● **Extracted data entries**:
— BEGIN —

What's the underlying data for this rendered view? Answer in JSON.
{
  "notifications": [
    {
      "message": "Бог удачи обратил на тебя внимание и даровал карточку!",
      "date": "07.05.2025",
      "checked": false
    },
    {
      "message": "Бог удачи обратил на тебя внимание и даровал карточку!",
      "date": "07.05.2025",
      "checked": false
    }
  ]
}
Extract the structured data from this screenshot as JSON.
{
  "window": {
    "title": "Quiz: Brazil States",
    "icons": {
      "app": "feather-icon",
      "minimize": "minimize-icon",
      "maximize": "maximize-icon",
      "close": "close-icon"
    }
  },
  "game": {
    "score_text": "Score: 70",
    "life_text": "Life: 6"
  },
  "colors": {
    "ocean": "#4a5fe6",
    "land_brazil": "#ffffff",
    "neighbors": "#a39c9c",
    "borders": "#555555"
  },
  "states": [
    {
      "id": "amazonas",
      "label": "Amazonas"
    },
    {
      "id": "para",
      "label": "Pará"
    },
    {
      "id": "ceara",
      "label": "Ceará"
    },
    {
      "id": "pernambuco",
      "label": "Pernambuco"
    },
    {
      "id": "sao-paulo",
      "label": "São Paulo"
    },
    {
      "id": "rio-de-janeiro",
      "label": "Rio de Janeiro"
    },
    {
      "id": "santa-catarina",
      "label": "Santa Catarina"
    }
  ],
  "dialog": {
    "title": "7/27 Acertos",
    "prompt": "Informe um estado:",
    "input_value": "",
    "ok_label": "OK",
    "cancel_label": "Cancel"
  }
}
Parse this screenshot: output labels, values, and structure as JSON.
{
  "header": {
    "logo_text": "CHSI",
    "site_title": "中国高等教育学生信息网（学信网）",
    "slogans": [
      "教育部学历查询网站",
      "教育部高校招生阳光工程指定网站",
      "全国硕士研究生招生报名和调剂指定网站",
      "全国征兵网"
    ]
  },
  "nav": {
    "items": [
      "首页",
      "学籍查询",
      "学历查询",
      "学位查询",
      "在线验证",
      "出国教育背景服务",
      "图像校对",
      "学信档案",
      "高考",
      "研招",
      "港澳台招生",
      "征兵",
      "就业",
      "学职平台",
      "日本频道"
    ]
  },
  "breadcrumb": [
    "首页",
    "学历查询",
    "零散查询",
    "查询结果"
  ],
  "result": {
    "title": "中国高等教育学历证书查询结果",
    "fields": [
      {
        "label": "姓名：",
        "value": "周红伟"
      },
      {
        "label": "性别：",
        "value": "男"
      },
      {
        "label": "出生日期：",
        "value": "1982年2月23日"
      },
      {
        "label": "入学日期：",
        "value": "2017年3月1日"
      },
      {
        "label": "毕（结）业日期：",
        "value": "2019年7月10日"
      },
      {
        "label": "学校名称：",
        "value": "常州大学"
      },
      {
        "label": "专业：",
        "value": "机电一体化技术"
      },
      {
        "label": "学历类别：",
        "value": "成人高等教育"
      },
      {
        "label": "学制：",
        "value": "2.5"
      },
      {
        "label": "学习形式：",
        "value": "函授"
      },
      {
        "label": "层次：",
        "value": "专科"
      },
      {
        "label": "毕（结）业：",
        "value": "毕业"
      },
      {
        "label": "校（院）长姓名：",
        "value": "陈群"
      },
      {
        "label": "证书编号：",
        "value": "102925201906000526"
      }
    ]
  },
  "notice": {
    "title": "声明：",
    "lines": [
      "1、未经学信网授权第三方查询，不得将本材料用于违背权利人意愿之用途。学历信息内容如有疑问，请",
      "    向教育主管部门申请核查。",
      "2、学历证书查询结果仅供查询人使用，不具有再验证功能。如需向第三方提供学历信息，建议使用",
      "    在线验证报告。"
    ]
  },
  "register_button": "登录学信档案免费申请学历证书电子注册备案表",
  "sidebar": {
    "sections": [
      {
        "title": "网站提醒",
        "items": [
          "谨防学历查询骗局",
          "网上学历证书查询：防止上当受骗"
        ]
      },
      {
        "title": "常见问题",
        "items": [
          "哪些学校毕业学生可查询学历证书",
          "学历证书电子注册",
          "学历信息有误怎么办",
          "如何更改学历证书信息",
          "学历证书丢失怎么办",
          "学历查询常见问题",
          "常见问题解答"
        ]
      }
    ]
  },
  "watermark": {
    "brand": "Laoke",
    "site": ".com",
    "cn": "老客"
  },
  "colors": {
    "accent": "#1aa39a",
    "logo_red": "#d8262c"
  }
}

— END —

● **Requirement**:
Give back all the data exactly as written.

● **Result for this task**:
What's the underlying data for this rendered view? Answer in JSON.
{
  "notifications": [
    {
      "message": "Бог удачи обратил на тебя внимание и даровал карточку!",
      "date": "07.05.2025",
      "checked": false
    },
    {
      "message": "Бог удачи обратил на тебя внимание и даровал карточку!",
      "date": "07.05.2025",
      "checked": false
    }
  ]
}
Extract the structured data from this screenshot as JSON.
{
  "window": {
    "title": "Quiz: Brazil States",
    "icons": {
      "app": "feather-icon",
      "minimize": "minimize-icon",
      "maximize": "maximize-icon",
      "close": "close-icon"
    }
  },
  "game": {
    "score_text": "Score: 70",
    "life_text": "Life: 6"
  },
  "colors": {
    "ocean": "#4a5fe6",
    "land_brazil": "#ffffff",
    "neighbors": "#a39c9c",
    "borders": "#555555"
  },
  "states": [
    {
      "id": "amazonas",
      "label": "Amazonas"
    },
    {
      "id": "para",
      "label": "Pará"
    },
    {
      "id": "ceara",
      "label": "Ceará"
    },
    {
      "id": "pernambuco",
      "label": "Pernambuco"
    },
    {
      "id": "sao-paulo",
      "label": "São Paulo"
    },
    {
      "id": "rio-de-janeiro",
      "label": "Rio de Janeiro"
    },
    {
      "id": "santa-catarina",
      "label": "Santa Catarina"
    }
  ],
  "dialog": {
    "title": "7/27 Acertos",
    "prompt": "Informe um estado:",
    "input_value": "",
    "ok_label": "OK",
    "cancel_label": "Cancel"
  }
}
Parse this screenshot: output labels, values, and structure as JSON.
{
  "header": {
    "logo_text": "CHSI",
    "site_title": "中国高等教育学生信息网（学信网）",
    "slogans": [
      "教育部学历查询网站",
      "教育部高校招生阳光工程指定网站",
      "全国硕士研究生招生报名和调剂指定网站",
      "全国征兵网"
    ]
  },
  "nav": {
    "items": [
      "首页",
      "学籍查询",
      "学历查询",
      "学位查询",
      "在线验证",
      "出国教育背景服务",
      "图像校对",
      "学信档案",
      "高考",
      "研招",
      "港澳台招生",
      "征兵",
      "就业",
      "学职平台",
      "日本频道"
    ]
  },
  "breadcrumb": [
    "首页",
    "学历查询",
    "零散查询",
    "查询结果"
  ],
  "result": {
    "title": "中国高等教育学历证书查询结果",
    "fields": [
      {
        "label": "姓名：",
        "value": "周红伟"
      },
      {
        "label": "性别：",
        "value": "男"
      },
      {
        "label": "出生日期：",
        "value": "1982年2月23日"
      },
      {
        "label": "入学日期：",
        "value": "2017年3月1日"
      },
      {
        "label": "毕（结）业日期：",
        "value": "2019年7月10日"
      },
      {
        "label": "学校名称：",
        "value": "常州大学"
      },
      {
        "label": "专业：",
        "value": "机电一体化技术"
      },
      {
        "label": "学历类别：",
        "value": "成人高等教育"
      },
      {
        "label": "学制：",
        "value": "2.5"
      },
      {
        "label": "学习形式：",
        "value": "函授"
      },
      {
        "label": "层次：",
        "value": "专科"
      },
      {
        "label": "毕（结）业：",
        "value": "毕业"
      },
      {
        "label": "校（院）长姓名：",
        "value": "陈群"
      },
      {
        "label": "证书编号：",
        "value": "102925201906000526"
      }
    ]
  },
  "notice": {
    "title": "声明：",
    "lines": [
      "1、未经学信网授权第三方查询，不得将本材料用于违背权利人意愿之用途。学历信息内容如有疑问，请",
      "    向教育主管部门申请核查。",
      "2、学历证书查询结果仅供查询人使用，不具有再验证功能。如需向第三方提供学历信息，建议使用",
      "    在线验证报告。"
    ]
  },
  "register_button": "登录学信档案免费申请学历证书电子注册备案表",
  "sidebar": {
    "sections": [
      {
        "title": "网站提醒",
        "items": [
          "谨防学历查询骗局",
          "网上学历证书查询：防止上当受骗"
        ]
      },
      {
        "title": "常见问题",
        "items": [
          "哪些学校毕业学生可查询学历证书",
          "学历证书电子注册",
          "学历信息有误怎么办",
          "如何更改学历证书信息",
          "学历证书丢失怎么办",
          "学历查询常见问题",
          "常见问题解答"
        ]
      }
    ]
  },
  "watermark": {
    "brand": "Laoke",
    "site": ".com",
    "cn": "老客"
  },
  "colors": {
    "accent": "#1aa39a",
    "logo_red": "#d8262c"
  }
}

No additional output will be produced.